■ TASK:
Give every line of the material again, exactly as written.

■ Dataset entries:
+ + + +
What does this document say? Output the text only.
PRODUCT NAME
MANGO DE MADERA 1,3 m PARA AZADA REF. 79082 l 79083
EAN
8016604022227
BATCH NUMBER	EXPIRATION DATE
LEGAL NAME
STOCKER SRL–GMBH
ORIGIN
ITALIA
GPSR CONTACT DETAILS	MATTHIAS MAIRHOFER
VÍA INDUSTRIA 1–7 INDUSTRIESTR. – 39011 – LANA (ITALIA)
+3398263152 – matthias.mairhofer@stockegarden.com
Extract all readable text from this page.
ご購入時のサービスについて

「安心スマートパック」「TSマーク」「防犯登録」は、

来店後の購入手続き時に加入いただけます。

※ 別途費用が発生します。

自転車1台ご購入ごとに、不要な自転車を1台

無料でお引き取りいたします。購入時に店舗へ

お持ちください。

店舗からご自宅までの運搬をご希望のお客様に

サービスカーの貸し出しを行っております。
+ + + +
■ RESULT OF THIS TASK:
What does this document say? Output the text only.
PRODUCT NAME
MANGO DE MADERA 1,3 m PARA AZADA REF. 79082 l 79083
EAN
8016604022227
BATCH NUMBER	EXPIRATION DATE
LEGAL NAME
STOCKER SRL–GMBH
ORIGIN
ITALIA
GPSR CONTACT DETAILS	MATTHIAS MAIRHOFER
VÍA INDUSTRIA 1–7 INDUSTRIESTR. – 39011 – LANA (ITALIA)
+3398263152 – matthias.mairhofer@stockegarden.com
Extract all readable text from this page.
ご購入時のサービスについて

「安心スマートパック」「TSマーク」「防犯登録」は、

来店後の購入手続き時に加入いただけます。

※ 別途費用が発生します。

自転車1台ご購入ごとに、不要な自転車を1台

無料でお引き取りいたします。購入時に店舗へ

お持ちください。

店舗からご自宅までの運搬をご希望のお客様に

サービスカーの貸し出しを行っております。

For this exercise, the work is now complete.